WORK TO COMPLETE:
Where a line in the records holds "Kopenhagen", count it once; return only the final number.

INPUT Start Marker

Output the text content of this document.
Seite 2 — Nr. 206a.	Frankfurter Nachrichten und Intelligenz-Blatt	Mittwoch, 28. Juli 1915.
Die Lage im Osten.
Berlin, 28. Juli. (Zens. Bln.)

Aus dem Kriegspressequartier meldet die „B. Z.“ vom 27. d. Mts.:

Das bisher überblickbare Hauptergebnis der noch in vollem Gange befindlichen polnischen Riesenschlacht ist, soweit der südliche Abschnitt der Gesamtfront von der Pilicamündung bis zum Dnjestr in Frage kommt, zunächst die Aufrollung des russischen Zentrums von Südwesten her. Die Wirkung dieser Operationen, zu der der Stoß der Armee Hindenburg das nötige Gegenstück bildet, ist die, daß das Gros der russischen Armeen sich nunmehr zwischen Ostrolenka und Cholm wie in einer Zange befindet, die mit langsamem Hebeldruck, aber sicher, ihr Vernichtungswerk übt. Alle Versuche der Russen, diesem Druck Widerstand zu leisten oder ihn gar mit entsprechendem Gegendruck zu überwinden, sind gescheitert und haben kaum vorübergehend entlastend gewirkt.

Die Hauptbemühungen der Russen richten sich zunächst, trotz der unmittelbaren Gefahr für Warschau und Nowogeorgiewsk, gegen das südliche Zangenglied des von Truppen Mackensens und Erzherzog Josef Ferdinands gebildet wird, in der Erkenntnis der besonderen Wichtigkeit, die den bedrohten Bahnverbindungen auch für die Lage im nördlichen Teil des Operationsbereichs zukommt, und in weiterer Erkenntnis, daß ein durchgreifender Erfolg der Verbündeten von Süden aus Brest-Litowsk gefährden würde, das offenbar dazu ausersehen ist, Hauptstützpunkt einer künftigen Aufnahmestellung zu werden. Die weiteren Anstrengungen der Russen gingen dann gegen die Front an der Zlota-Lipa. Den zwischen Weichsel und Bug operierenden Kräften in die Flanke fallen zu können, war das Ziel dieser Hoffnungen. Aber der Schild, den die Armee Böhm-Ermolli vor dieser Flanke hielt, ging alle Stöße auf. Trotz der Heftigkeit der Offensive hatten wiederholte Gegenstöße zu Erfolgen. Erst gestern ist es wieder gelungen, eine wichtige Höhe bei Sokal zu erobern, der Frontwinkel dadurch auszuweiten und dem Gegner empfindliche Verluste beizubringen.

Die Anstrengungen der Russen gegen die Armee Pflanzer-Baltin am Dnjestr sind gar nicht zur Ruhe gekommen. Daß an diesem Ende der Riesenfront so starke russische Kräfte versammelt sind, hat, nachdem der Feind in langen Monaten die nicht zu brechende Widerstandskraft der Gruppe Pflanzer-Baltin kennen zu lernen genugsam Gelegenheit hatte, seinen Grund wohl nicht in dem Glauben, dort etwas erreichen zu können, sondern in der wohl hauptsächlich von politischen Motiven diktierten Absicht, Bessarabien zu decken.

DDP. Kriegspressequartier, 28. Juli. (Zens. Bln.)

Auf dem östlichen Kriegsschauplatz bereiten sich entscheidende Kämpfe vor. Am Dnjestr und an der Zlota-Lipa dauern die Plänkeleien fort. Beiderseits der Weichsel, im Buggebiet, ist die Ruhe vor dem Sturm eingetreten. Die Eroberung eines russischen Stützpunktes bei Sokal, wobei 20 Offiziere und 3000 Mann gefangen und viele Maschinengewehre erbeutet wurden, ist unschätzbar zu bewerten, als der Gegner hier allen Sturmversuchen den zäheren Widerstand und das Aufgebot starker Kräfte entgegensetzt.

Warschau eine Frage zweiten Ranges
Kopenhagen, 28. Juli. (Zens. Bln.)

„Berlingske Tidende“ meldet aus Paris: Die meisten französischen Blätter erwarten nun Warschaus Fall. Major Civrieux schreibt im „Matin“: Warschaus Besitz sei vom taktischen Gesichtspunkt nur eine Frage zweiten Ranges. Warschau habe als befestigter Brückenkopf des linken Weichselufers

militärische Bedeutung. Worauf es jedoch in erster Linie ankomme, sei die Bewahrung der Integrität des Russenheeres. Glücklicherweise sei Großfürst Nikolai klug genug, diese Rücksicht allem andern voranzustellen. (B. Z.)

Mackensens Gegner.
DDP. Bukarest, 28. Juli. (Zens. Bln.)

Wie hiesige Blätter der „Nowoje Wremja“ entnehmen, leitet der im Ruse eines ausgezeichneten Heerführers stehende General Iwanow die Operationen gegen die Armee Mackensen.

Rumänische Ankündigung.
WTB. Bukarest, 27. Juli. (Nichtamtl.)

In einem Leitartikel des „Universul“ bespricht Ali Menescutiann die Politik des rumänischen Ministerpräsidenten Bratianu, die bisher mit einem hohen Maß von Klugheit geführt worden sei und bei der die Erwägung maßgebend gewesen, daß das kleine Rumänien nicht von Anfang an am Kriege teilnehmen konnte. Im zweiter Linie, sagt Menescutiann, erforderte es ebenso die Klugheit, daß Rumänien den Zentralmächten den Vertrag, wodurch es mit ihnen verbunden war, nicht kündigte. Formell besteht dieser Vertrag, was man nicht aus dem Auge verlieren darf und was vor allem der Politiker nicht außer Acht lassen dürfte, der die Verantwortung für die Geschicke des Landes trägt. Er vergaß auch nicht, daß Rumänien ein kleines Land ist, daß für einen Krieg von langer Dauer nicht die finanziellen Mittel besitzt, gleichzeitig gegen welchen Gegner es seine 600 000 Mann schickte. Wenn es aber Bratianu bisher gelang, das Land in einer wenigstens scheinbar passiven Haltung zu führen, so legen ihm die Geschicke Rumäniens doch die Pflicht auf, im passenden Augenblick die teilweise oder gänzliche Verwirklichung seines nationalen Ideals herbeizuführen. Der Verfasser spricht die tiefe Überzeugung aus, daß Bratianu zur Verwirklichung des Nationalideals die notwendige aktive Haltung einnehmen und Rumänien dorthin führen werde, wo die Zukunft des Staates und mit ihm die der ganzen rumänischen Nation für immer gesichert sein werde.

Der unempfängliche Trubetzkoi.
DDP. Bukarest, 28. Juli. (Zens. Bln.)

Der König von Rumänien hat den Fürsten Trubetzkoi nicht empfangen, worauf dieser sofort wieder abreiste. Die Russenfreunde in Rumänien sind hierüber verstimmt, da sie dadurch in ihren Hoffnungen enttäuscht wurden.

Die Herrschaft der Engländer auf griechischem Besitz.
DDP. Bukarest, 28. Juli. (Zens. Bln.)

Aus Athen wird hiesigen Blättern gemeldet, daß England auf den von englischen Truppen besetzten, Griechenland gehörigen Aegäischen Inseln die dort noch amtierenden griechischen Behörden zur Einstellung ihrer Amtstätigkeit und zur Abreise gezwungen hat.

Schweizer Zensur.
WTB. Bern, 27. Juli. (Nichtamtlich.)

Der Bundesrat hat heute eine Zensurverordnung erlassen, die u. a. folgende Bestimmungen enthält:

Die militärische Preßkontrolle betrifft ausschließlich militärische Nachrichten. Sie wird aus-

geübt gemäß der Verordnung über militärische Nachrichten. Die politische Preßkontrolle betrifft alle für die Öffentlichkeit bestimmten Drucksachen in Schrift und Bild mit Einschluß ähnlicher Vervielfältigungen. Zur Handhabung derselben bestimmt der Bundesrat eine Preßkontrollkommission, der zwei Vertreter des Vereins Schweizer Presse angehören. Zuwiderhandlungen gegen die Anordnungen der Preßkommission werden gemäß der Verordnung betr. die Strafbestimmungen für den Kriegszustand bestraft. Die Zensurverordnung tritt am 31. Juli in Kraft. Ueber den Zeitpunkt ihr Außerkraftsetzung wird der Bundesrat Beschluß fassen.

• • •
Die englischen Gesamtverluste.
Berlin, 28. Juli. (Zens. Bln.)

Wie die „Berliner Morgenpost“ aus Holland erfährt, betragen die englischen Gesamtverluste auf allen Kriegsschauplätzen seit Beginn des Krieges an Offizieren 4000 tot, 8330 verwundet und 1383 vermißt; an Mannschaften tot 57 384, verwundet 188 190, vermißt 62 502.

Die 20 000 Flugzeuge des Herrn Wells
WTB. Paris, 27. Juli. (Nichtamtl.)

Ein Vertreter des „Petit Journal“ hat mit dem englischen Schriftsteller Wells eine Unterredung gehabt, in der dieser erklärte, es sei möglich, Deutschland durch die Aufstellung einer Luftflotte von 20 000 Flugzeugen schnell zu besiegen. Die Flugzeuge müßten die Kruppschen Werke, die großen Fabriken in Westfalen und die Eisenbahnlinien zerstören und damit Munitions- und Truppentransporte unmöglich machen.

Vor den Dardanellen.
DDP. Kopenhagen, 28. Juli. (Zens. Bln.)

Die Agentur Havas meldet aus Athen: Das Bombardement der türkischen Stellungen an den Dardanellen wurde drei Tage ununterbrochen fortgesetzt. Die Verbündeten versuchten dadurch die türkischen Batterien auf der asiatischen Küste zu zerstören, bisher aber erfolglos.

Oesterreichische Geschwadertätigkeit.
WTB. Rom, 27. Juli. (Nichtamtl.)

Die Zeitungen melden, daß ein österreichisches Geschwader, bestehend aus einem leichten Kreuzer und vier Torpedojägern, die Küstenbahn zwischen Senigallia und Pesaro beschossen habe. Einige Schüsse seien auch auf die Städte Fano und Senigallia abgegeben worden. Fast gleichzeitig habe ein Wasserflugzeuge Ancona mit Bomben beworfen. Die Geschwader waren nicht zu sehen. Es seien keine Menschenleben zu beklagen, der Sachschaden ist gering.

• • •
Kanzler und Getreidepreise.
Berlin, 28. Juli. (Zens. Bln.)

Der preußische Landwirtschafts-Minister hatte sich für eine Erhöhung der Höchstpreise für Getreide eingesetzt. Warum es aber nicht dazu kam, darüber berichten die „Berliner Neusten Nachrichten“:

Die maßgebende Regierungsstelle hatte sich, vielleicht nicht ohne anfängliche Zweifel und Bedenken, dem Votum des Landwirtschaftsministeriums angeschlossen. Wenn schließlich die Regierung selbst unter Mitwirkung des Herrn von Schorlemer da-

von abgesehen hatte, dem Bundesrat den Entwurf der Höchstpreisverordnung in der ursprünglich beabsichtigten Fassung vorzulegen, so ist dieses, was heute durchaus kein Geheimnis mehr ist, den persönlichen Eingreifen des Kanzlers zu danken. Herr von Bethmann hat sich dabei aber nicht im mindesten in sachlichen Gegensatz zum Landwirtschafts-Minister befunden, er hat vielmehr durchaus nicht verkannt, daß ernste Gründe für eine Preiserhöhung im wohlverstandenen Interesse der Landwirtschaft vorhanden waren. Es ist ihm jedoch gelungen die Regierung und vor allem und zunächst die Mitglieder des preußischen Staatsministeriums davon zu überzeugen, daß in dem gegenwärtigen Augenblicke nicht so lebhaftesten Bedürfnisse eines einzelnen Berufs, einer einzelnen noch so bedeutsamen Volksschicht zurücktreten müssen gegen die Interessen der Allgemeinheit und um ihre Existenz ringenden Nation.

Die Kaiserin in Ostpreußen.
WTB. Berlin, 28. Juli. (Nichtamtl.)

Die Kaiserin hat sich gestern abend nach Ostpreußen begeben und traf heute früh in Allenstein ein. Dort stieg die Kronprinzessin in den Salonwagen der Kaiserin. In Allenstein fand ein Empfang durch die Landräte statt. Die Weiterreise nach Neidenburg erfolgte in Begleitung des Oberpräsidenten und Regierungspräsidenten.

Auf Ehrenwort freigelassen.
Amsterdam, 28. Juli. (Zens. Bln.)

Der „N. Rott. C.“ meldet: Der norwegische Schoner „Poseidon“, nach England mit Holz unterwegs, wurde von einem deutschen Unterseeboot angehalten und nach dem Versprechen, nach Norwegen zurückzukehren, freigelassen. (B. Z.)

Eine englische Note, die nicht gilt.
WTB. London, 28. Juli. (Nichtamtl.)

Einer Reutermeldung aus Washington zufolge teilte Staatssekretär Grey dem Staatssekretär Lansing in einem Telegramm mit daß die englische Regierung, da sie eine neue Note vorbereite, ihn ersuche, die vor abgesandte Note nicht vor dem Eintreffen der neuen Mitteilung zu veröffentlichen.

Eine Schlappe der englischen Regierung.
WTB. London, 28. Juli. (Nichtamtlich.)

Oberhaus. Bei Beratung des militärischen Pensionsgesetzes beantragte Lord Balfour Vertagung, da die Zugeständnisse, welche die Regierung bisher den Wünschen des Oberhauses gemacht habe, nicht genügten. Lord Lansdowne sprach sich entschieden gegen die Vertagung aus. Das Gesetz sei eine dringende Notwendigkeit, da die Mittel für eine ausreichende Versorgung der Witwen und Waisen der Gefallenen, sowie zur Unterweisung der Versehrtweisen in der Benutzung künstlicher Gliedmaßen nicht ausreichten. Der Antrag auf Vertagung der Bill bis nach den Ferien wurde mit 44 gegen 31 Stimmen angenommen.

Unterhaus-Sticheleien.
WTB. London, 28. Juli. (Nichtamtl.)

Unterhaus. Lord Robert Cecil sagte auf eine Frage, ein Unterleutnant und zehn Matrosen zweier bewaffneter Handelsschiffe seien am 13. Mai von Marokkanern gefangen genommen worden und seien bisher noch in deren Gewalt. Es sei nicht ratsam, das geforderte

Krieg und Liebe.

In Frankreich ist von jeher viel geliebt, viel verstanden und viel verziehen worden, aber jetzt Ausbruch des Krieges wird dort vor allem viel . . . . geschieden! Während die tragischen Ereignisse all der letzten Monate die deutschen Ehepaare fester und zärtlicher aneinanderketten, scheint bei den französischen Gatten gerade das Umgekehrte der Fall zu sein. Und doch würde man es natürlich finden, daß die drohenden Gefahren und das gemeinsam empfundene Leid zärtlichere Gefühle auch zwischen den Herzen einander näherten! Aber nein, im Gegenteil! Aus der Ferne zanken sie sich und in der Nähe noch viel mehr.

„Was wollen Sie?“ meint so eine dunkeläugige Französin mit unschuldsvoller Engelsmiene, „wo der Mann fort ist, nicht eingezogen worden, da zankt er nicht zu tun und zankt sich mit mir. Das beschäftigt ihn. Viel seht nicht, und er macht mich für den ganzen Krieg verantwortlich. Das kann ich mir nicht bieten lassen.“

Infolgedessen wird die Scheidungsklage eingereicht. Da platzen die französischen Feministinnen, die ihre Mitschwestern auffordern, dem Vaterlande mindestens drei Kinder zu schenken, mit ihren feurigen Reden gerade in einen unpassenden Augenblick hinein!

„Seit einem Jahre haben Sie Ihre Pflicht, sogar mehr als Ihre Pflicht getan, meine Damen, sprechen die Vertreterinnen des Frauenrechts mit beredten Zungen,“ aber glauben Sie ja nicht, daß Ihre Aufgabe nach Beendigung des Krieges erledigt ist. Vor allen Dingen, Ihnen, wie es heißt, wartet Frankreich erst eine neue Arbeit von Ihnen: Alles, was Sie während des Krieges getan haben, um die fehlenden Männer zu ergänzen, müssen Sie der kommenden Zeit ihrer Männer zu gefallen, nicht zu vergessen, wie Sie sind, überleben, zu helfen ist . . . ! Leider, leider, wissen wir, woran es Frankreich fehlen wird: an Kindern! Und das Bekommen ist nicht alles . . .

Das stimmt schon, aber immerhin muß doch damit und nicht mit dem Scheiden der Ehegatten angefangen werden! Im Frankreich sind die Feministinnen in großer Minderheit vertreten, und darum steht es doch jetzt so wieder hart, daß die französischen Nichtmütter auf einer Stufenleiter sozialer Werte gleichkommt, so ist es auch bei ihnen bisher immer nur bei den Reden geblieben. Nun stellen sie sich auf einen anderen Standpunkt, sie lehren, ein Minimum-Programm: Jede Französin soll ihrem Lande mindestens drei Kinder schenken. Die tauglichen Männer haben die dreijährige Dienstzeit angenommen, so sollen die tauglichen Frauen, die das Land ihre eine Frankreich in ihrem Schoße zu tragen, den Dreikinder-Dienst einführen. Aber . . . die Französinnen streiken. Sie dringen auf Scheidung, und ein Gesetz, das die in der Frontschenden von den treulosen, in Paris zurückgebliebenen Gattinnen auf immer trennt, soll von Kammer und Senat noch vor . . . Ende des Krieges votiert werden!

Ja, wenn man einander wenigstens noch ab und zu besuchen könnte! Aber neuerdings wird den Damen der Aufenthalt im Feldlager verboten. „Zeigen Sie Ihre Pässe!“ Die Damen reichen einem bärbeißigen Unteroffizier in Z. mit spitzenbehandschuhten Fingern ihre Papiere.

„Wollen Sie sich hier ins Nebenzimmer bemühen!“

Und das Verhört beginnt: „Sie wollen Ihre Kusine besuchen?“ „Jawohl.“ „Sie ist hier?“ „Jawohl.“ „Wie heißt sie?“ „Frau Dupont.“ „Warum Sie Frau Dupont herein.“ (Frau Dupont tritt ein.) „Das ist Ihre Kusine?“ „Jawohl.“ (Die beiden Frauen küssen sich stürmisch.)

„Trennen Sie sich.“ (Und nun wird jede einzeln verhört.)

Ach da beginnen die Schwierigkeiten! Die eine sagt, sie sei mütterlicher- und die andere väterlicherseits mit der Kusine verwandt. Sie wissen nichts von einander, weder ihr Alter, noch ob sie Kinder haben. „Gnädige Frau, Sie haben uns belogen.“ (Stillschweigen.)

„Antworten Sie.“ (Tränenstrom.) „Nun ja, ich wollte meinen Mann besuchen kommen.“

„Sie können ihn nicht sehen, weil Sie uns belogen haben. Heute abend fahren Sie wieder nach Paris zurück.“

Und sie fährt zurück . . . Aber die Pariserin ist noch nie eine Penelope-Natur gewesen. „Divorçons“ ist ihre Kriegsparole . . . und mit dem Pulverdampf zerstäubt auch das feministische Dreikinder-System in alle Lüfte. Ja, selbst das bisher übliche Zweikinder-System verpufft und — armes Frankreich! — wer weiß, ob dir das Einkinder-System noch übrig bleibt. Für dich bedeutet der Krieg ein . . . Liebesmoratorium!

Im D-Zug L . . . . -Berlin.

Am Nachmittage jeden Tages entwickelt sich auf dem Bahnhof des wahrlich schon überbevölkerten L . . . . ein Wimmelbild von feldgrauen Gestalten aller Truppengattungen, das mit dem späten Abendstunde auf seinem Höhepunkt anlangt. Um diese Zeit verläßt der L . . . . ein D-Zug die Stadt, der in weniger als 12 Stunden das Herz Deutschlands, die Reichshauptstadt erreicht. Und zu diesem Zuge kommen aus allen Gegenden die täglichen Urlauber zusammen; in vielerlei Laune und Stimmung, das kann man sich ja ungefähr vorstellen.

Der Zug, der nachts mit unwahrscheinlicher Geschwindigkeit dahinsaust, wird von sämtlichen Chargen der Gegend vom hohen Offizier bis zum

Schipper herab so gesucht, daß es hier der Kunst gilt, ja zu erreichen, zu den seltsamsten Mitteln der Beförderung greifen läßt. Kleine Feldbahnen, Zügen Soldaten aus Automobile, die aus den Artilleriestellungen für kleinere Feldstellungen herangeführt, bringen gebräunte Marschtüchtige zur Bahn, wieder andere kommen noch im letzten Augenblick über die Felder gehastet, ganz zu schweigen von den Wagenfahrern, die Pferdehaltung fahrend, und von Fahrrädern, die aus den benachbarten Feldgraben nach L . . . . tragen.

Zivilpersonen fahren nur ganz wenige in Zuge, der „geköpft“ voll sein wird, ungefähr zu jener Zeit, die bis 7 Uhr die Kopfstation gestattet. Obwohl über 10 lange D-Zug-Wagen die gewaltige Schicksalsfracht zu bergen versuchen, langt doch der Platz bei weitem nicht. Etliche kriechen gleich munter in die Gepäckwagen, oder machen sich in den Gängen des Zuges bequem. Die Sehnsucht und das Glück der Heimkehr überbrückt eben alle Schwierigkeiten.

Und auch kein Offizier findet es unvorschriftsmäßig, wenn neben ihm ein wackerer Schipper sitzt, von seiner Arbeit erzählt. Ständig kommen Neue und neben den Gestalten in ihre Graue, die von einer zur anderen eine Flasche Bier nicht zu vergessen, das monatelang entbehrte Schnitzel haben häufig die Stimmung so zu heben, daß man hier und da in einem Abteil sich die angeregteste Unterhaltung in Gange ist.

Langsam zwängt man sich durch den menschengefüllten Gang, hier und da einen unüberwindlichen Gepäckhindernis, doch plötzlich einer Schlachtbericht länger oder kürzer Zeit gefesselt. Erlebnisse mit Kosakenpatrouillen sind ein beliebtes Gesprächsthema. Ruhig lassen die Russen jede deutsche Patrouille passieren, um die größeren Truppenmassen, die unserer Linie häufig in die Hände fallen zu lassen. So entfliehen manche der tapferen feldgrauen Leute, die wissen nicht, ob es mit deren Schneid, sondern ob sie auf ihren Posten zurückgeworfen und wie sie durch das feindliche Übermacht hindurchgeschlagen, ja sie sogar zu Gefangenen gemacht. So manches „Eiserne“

INPUT End Marker

OUTPUT OF THE EXERCISE:
2